# [DO THIS]
Transcribe all of the data exactly. Omit the pictures.

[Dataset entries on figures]
__________
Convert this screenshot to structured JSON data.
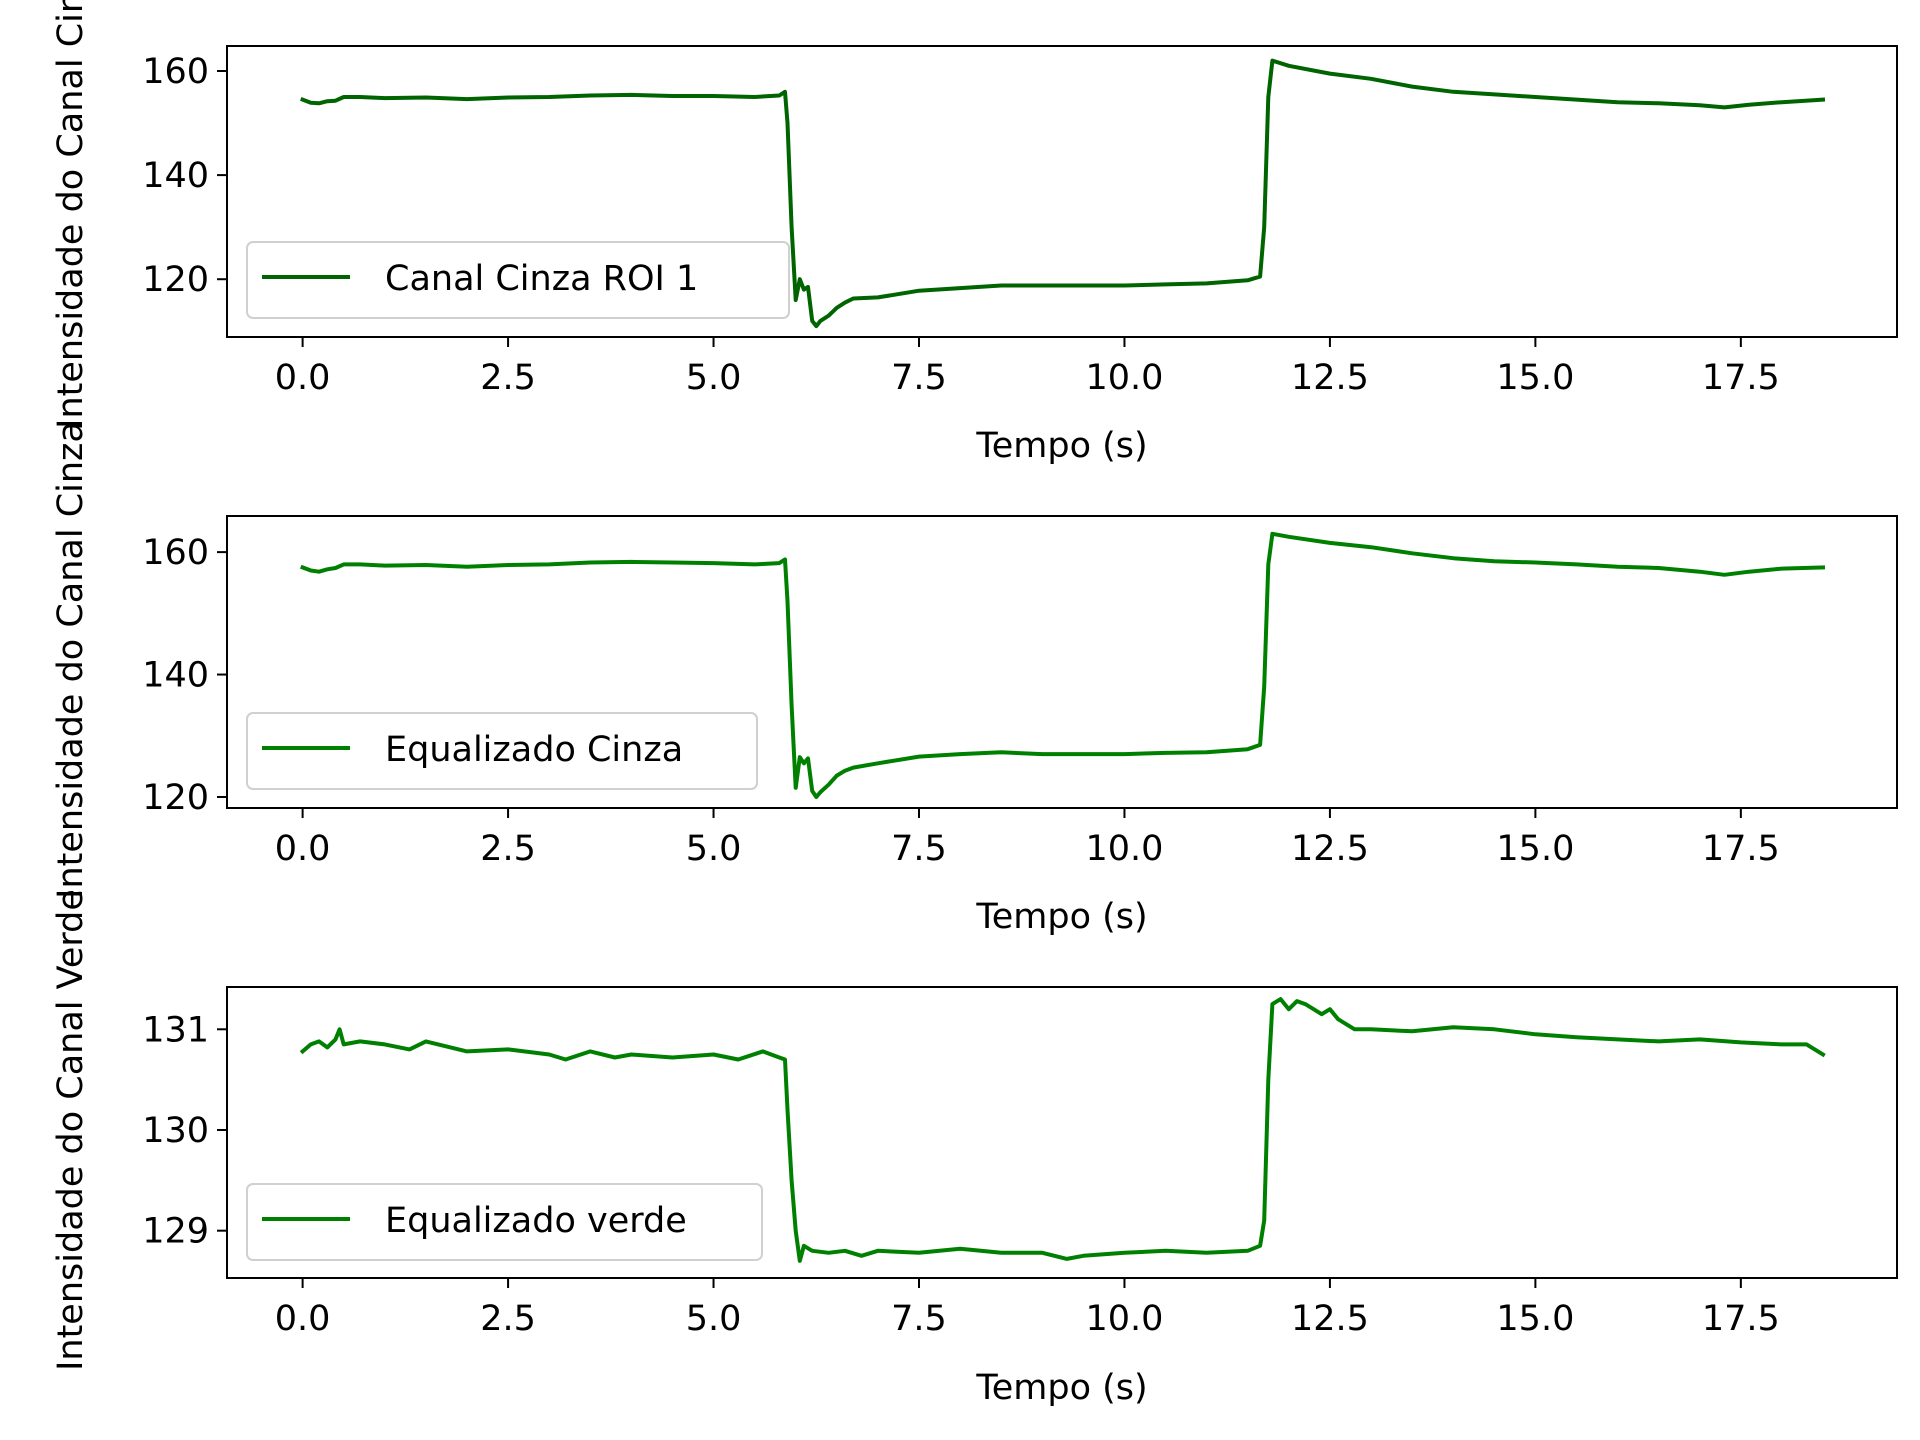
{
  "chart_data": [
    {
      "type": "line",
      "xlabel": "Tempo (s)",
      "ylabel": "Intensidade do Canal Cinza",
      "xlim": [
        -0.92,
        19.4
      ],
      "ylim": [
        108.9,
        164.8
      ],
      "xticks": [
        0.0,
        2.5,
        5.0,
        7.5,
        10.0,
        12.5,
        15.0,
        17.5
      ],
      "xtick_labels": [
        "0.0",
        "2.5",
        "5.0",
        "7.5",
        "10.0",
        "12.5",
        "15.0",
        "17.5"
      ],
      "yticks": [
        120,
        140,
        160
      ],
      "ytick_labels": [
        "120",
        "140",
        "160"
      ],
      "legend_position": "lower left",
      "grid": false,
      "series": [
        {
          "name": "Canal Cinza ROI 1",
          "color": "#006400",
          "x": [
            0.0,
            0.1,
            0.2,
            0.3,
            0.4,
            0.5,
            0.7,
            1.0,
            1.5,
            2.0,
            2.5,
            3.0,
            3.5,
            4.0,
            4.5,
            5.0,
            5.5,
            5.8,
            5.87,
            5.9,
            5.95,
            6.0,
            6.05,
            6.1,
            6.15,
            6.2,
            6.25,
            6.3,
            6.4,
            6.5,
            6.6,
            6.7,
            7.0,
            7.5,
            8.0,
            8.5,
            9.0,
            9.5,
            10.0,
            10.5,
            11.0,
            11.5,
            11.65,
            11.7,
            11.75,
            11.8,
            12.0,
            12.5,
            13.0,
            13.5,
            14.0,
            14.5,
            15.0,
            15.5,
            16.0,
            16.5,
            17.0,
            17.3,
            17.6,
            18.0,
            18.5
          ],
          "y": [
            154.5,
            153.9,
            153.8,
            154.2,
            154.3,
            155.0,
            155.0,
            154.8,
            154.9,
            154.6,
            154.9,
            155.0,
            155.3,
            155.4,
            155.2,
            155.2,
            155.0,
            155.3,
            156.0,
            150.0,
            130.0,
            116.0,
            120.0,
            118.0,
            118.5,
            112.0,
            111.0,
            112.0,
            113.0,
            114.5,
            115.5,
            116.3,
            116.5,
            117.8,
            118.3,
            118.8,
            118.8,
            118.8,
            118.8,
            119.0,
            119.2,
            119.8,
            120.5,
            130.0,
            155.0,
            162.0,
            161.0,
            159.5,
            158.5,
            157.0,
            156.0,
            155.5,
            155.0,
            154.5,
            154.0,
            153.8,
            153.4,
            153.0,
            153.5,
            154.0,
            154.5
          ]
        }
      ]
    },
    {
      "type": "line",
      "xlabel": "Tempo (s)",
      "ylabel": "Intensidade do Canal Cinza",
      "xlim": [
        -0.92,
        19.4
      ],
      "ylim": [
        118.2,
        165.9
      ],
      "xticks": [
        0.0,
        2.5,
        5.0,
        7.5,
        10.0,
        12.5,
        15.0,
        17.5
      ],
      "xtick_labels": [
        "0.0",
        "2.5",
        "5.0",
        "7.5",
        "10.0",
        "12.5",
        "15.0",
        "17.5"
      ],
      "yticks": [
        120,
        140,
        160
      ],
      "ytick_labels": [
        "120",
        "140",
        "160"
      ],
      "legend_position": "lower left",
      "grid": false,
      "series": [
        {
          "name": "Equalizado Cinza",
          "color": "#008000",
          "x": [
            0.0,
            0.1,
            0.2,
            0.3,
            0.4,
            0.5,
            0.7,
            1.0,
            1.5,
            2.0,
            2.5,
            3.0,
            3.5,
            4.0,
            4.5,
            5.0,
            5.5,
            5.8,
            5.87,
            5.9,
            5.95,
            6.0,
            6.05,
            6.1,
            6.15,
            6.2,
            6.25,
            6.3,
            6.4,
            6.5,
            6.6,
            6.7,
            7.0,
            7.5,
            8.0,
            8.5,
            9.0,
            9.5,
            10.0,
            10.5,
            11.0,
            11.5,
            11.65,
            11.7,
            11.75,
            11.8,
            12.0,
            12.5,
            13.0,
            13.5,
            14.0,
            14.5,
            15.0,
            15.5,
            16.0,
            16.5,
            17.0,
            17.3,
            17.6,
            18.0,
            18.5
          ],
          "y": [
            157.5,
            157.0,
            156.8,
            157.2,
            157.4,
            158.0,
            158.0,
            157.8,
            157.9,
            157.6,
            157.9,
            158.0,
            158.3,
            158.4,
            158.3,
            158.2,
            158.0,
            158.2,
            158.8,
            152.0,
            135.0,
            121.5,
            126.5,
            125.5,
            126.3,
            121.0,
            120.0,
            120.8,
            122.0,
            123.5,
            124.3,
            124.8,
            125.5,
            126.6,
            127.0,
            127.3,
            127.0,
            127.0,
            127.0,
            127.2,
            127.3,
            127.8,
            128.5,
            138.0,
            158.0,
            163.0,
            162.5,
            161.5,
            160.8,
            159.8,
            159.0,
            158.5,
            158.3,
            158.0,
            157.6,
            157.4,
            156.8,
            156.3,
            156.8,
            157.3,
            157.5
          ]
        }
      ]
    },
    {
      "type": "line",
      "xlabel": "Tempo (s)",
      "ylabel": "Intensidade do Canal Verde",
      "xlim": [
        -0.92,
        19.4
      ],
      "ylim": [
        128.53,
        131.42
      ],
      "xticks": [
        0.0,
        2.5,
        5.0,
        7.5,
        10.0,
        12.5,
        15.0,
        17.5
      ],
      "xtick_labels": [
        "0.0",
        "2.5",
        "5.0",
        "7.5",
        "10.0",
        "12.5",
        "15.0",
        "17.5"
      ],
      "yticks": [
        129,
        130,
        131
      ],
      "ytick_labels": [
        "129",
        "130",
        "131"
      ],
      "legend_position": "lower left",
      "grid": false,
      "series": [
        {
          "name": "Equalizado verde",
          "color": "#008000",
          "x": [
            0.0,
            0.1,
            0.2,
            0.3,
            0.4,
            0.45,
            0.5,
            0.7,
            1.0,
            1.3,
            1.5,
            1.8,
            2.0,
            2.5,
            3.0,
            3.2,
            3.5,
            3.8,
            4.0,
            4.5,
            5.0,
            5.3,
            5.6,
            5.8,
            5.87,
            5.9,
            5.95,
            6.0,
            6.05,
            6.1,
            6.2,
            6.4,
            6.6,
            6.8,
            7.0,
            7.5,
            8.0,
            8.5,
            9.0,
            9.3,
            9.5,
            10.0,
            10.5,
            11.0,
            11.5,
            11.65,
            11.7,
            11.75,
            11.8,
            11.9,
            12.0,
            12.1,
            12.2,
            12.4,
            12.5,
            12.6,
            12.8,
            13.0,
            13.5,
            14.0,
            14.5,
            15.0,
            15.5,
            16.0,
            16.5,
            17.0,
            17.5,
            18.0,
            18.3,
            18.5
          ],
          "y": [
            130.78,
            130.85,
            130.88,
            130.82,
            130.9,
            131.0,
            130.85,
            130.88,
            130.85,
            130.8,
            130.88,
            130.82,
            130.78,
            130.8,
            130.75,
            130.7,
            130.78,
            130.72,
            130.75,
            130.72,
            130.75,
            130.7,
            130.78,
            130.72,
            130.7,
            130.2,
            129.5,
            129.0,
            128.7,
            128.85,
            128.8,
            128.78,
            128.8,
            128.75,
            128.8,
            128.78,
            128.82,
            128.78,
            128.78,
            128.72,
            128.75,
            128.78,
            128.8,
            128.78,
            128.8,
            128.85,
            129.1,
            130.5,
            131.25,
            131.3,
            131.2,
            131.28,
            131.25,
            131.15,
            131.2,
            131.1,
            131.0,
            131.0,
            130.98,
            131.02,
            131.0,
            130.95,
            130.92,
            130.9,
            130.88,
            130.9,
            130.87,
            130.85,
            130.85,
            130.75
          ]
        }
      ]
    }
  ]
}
__________
# [ANSWER TO THE PROBLEM]
Convert this screenshot to structured JSON data.
{
  "chart_data": [
    {
      "type": "line",
      "xlabel": "Tempo (s)",
      "ylabel": "Intensidade do Canal Cinza",
      "xlim": [
        -0.92,
        19.4
      ],
      "ylim": [
        108.9,
        164.8
      ],
      "xticks": [
        0.0,
        2.5,
        5.0,
        7.5,
        10.0,
        12.5,
        15.0,
        17.5
      ],
      "xtick_labels": [
        "0.0",
        "2.5",
        "5.0",
        "7.5",
        "10.0",
        "12.5",
        "15.0",
        "17.5"
      ],
      "yticks": [
        120,
        140,
        160
      ],
      "ytick_labels": [
        "120",
        "140",
        "160"
      ],
      "legend_position": "lower left",
      "grid": false,
      "series": [
        {
          "name": "Canal Cinza ROI 1",
          "color": "#006400",
          "x": [
            0.0,
            0.1,
            0.2,
            0.3,
            0.4,
            0.5,
            0.7,
            1.0,
            1.5,
            2.0,
            2.5,
            3.0,
            3.5,
            4.0,
            4.5,
            5.0,
            5.5,
            5.8,
            5.87,
            5.9,
            5.95,
            6.0,
            6.05,
            6.1,
            6.15,
            6.2,
            6.25,
            6.3,
            6.4,
            6.5,
            6.6,
            6.7,
            7.0,
            7.5,
            8.0,
            8.5,
            9.0,
            9.5,
            10.0,
            10.5,
            11.0,
            11.5,
            11.65,
            11.7,
            11.75,
            11.8,
            12.0,
            12.5,
            13.0,
            13.5,
            14.0,
            14.5,
            15.0,
            15.5,
            16.0,
            16.5,
            17.0,
            17.3,
            17.6,
            18.0,
            18.5
          ],
          "y": [
            154.5,
            153.9,
            153.8,
            154.2,
            154.3,
            155.0,
            155.0,
            154.8,
            154.9,
            154.6,
            154.9,
            155.0,
            155.3,
            155.4,
            155.2,
            155.2,
            155.0,
            155.3,
            156.0,
            150.0,
            130.0,
            116.0,
            120.0,
            118.0,
            118.5,
            112.0,
            111.0,
            112.0,
            113.0,
            114.5,
            115.5,
            116.3,
            116.5,
            117.8,
            118.3,
            118.8,
            118.8,
            118.8,
            118.8,
            119.0,
            119.2,
            119.8,
            120.5,
            130.0,
            155.0,
            162.0,
            161.0,
            159.5,
            158.5,
            157.0,
            156.0,
            155.5,
            155.0,
            154.5,
            154.0,
            153.8,
            153.4,
            153.0,
            153.5,
            154.0,
            154.5
          ]
        }
      ]
    },
    {
      "type": "line",
      "xlabel": "Tempo (s)",
      "ylabel": "Intensidade do Canal Cinza",
      "xlim": [
        -0.92,
        19.4
      ],
      "ylim": [
        118.2,
        165.9
      ],
      "xticks": [
        0.0,
        2.5,
        5.0,
        7.5,
        10.0,
        12.5,
        15.0,
        17.5
      ],
      "xtick_labels": [
        "0.0",
        "2.5",
        "5.0",
        "7.5",
        "10.0",
        "12.5",
        "15.0",
        "17.5"
      ],
      "yticks": [
        120,
        140,
        160
      ],
      "ytick_labels": [
        "120",
        "140",
        "160"
      ],
      "legend_position": "lower left",
      "grid": false,
      "series": [
        {
          "name": "Equalizado Cinza",
          "color": "#008000",
          "x": [
            0.0,
            0.1,
            0.2,
            0.3,
            0.4,
            0.5,
            0.7,
            1.0,
            1.5,
            2.0,
            2.5,
            3.0,
            3.5,
            4.0,
            4.5,
            5.0,
            5.5,
            5.8,
            5.87,
            5.9,
            5.95,
            6.0,
            6.05,
            6.1,
            6.15,
            6.2,
            6.25,
            6.3,
            6.4,
            6.5,
            6.6,
            6.7,
            7.0,
            7.5,
            8.0,
            8.5,
            9.0,
            9.5,
            10.0,
            10.5,
            11.0,
            11.5,
            11.65,
            11.7,
            11.75,
            11.8,
            12.0,
            12.5,
            13.0,
            13.5,
            14.0,
            14.5,
            15.0,
            15.5,
            16.0,
            16.5,
            17.0,
            17.3,
            17.6,
            18.0,
            18.5
          ],
          "y": [
            157.5,
            157.0,
            156.8,
            157.2,
            157.4,
            158.0,
            158.0,
            157.8,
            157.9,
            157.6,
            157.9,
            158.0,
            158.3,
            158.4,
            158.3,
            158.2,
            158.0,
            158.2,
            158.8,
            152.0,
            135.0,
            121.5,
            126.5,
            125.5,
            126.3,
            121.0,
            120.0,
            120.8,
            122.0,
            123.5,
            124.3,
            124.8,
            125.5,
            126.6,
            127.0,
            127.3,
            127.0,
            127.0,
            127.0,
            127.2,
            127.3,
            127.8,
            128.5,
            138.0,
            158.0,
            163.0,
            162.5,
            161.5,
            160.8,
            159.8,
            159.0,
            158.5,
            158.3,
            158.0,
            157.6,
            157.4,
            156.8,
            156.3,
            156.8,
            157.3,
            157.5
          ]
        }
      ]
    },
    {
      "type": "line",
      "xlabel": "Tempo (s)",
      "ylabel": "Intensidade do Canal Verde",
      "xlim": [
        -0.92,
        19.4
      ],
      "ylim": [
        128.53,
        131.42
      ],
      "xticks": [
        0.0,
        2.5,
        5.0,
        7.5,
        10.0,
        12.5,
        15.0,
        17.5
      ],
      "xtick_labels": [
        "0.0",
        "2.5",
        "5.0",
        "7.5",
        "10.0",
        "12.5",
        "15.0",
        "17.5"
      ],
      "yticks": [
        129,
        130,
        131
      ],
      "ytick_labels": [
        "129",
        "130",
        "131"
      ],
      "legend_position": "lower left",
      "grid": false,
      "series": [
        {
          "name": "Equalizado verde",
          "color": "#008000",
          "x": [
            0.0,
            0.1,
            0.2,
            0.3,
            0.4,
            0.45,
            0.5,
            0.7,
            1.0,
            1.3,
            1.5,
            1.8,
            2.0,
            2.5,
            3.0,
            3.2,
            3.5,
            3.8,
            4.0,
            4.5,
            5.0,
            5.3,
            5.6,
            5.8,
            5.87,
            5.9,
            5.95,
            6.0,
            6.05,
            6.1,
            6.2,
            6.4,
            6.6,
            6.8,
            7.0,
            7.5,
            8.0,
            8.5,
            9.0,
            9.3,
            9.5,
            10.0,
            10.5,
            11.0,
            11.5,
            11.65,
            11.7,
            11.75,
            11.8,
            11.9,
            12.0,
            12.1,
            12.2,
            12.4,
            12.5,
            12.6,
            12.8,
            13.0,
            13.5,
            14.0,
            14.5,
            15.0,
            15.5,
            16.0,
            16.5,
            17.0,
            17.5,
            18.0,
            18.3,
            18.5
          ],
          "y": [
            130.78,
            130.85,
            130.88,
            130.82,
            130.9,
            131.0,
            130.85,
            130.88,
            130.85,
            130.8,
            130.88,
            130.82,
            130.78,
            130.8,
            130.75,
            130.7,
            130.78,
            130.72,
            130.75,
            130.72,
            130.75,
            130.7,
            130.78,
            130.72,
            130.7,
            130.2,
            129.5,
            129.0,
            128.7,
            128.85,
            128.8,
            128.78,
            128.8,
            128.75,
            128.8,
            128.78,
            128.82,
            128.78,
            128.78,
            128.72,
            128.75,
            128.78,
            128.8,
            128.78,
            128.8,
            128.85,
            129.1,
            130.5,
            131.25,
            131.3,
            131.2,
            131.28,
            131.25,
            131.15,
            131.2,
            131.1,
            131.0,
            131.0,
            130.98,
            131.02,
            131.0,
            130.95,
            130.92,
            130.9,
            130.88,
            130.9,
            130.87,
            130.85,
            130.85,
            130.75
          ]
        }
      ]
    }
  ]
}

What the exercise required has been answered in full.